--- Extrait du document ---

II. Au sujet du second avènement, c’est-à-dire du Jugement Dernier, nous devons considérer, tour à tour, les circonstances qui le précéderont, et celles qui l’accompagneront.

1° Les circonstances qui précéderont le Jugement Dernier sont de trois sortes : des signes terribles, l’imposture de l’Antéchrist, et un immense incendie.

Les signes qui doivent précéder le Jugement Dernier sont au nombre de cinq : car saint Luc dit : « Il y aura des signes dans le soleil, dans la lune et dans les étoiles ; sur la terre, les nations seront consternées, et la mer fera un bruit effroyable par l’agitation de ses flots. » Toutes choses dont on trouvera le commentaire au livre de l’Apocalypse.

Saint Jérôme, de son côté, a trouvé dans les annales des Hébreux quinze signes précédant le Jugement Dernier : 1°le premier jour, la mer s’élèvera à quarante coudées au-dessus des montagnes, et se dressera immobile comme un mur ; 2° le deuxième jour, elle descendra si bas qu’on pourra à peine la voir ; 3° le troisième jour, des monstres marins, apparaissant sur les flots, pousseront des rugissements qui s’élèveront jusqu’au ciel ; 4° le quatrième jour, l’eau de la mer brûlera ; 5° le cinquième jour, les arbres et tous les végétaux dégageront une rosée sanglante ; 6° le sixième jour, les édifices s’écrouleront ; 7° le septième jour, les pierres se briseront en quatre parties, qui toutes s’entrechoqueront ; 8° le huitième jour, aura lieu un tremblement de terre universel, qui couchera sur le sol hommes et bêtes ; 9° le neuvième jour, la terre se nivellera, réduisant en poussière montagnes et collines ; 10° le dixième jour, les hommes sortiront des cavernes, et erreront comme des insensés, sans pouvoir se parler ; 11° le onzième jour, les ossements des morts sortiront des tombeaux ; 12° le douzième jour, les étoiles tomberont ; 13° le treizième jour, tous les êtres vivants mourront pour ressusciter ensuite avec les morts ; 14° le quatorzième jour, le ciel et la terre brûleront ; 15° le quinzième jour, il y aura un nouveau ciel et une nouvelle terre, et tous ressusciteront.

En second lieu, le Jugement Dernier sera précédé de l’imposture de l’Antéchrist, qui essaiera de tromper les hommes en quatre manières : 1° par une fausse exposition des écritures, d’où il essaiera de prouver qu’il est le Messie promis par la loi ; 2° par l’accomplissement de miracles ; 3° par la distribution de présents ; 4° par l’infliction de supplices.

En troisième lieu, le Jugement Dernier sera précédé d’un violent incendie, allumé par Dieu pour renouveler le monde, pour faire souffrir les damnés, et pour mettre en lumière la troupe des élus.

---

D'après l'extrait sur le Jugement Dernier, quels sont les quatre moyens par lesquels l'Antéchrist tentera de tromper les hommes ? Répondez en une phrase, s'il vous plaît.

--- Section des données ---

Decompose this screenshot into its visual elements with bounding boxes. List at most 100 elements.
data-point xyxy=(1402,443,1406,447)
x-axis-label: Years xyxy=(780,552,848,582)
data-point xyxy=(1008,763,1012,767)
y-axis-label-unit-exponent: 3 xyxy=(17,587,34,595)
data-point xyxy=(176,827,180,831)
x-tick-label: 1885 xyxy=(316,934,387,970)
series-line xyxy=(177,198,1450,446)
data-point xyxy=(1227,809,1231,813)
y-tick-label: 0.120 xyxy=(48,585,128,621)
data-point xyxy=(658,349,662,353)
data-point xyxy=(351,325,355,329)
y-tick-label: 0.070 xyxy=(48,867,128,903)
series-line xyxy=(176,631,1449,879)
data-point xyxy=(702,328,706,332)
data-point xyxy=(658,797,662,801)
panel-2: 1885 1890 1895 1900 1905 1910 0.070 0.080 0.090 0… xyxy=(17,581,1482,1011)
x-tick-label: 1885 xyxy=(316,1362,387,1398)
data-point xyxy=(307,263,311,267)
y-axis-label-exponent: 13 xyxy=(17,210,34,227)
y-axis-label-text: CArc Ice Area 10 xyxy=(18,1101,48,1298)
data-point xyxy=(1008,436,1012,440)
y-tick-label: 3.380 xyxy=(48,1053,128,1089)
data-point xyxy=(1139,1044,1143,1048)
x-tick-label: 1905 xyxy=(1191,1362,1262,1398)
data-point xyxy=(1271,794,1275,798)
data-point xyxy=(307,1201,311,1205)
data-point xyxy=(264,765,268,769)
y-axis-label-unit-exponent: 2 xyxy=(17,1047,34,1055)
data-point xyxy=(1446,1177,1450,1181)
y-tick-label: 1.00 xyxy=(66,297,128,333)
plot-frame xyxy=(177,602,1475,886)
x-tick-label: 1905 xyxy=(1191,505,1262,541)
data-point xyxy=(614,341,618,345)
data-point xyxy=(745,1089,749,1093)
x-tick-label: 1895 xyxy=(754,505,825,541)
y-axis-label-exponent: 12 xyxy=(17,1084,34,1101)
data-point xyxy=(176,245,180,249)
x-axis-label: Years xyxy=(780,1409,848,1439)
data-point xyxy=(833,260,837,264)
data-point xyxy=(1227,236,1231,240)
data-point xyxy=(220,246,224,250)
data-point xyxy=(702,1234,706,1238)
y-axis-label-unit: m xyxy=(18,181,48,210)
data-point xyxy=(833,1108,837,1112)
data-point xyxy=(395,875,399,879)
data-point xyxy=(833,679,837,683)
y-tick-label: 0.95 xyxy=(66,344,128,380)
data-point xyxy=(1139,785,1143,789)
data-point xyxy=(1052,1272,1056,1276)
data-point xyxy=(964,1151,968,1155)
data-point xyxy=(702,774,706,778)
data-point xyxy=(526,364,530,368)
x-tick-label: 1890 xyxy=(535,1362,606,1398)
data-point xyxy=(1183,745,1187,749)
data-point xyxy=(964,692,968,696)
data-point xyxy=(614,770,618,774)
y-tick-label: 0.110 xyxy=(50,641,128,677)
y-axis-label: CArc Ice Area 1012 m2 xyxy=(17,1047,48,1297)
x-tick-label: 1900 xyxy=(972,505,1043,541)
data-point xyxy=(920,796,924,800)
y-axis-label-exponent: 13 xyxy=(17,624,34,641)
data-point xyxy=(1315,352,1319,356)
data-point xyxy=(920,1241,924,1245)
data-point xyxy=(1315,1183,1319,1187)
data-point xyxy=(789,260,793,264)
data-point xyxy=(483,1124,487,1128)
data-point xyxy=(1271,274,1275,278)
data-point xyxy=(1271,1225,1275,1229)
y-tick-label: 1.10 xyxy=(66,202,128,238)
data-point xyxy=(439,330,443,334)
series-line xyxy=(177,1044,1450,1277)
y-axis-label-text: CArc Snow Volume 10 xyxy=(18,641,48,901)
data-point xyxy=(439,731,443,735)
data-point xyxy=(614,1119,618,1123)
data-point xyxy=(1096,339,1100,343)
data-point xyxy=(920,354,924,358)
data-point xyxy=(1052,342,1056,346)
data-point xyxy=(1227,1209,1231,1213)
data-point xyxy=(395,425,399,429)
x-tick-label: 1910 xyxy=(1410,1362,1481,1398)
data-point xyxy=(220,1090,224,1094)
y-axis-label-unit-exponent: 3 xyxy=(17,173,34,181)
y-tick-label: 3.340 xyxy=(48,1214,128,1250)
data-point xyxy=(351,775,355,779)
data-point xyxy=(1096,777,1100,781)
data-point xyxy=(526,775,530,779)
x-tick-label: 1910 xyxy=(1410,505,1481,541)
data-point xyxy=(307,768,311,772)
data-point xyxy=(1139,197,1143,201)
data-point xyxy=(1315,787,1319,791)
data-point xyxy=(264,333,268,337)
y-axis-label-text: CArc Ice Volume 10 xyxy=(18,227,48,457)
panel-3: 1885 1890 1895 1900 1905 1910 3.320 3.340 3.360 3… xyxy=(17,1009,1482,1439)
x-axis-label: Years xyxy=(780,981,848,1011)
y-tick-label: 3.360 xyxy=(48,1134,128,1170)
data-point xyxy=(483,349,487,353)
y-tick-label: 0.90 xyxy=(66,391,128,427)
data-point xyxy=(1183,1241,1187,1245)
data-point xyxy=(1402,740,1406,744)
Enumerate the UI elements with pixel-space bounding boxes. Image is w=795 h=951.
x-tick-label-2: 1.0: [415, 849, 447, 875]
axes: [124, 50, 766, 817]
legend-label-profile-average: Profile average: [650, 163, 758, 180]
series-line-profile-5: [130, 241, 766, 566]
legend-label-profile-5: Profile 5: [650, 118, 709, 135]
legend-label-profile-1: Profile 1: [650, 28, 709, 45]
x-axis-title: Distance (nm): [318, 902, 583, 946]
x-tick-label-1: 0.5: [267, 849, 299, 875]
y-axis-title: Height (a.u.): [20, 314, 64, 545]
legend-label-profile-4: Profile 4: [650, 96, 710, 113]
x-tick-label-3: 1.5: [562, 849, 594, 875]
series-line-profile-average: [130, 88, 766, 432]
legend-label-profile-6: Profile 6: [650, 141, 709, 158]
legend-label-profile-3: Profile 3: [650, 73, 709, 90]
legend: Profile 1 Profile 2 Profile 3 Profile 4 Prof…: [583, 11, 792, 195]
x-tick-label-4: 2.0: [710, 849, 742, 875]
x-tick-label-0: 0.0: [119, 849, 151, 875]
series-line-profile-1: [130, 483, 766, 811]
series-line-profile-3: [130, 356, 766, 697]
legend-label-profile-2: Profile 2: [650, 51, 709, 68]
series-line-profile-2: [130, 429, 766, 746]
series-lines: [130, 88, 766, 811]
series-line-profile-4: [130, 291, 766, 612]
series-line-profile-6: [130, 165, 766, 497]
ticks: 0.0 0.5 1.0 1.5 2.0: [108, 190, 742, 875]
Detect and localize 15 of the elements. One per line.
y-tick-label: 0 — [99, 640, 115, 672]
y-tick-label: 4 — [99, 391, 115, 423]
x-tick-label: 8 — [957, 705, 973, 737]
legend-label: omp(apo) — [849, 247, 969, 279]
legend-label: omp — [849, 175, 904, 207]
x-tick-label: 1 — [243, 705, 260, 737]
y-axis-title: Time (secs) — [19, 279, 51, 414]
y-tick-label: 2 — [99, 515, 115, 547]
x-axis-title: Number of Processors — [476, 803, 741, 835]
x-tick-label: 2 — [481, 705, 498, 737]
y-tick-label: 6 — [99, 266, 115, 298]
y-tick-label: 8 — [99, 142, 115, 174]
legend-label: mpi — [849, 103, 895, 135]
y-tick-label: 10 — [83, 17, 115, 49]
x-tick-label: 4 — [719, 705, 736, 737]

---

=== Tâche accomplie ===
L'Antéchrist tentera de tromper les hommes par une fausse exposition des écritures, par l'accomplissement de miracles, par la distribution de présents et par l'infliction de supplices.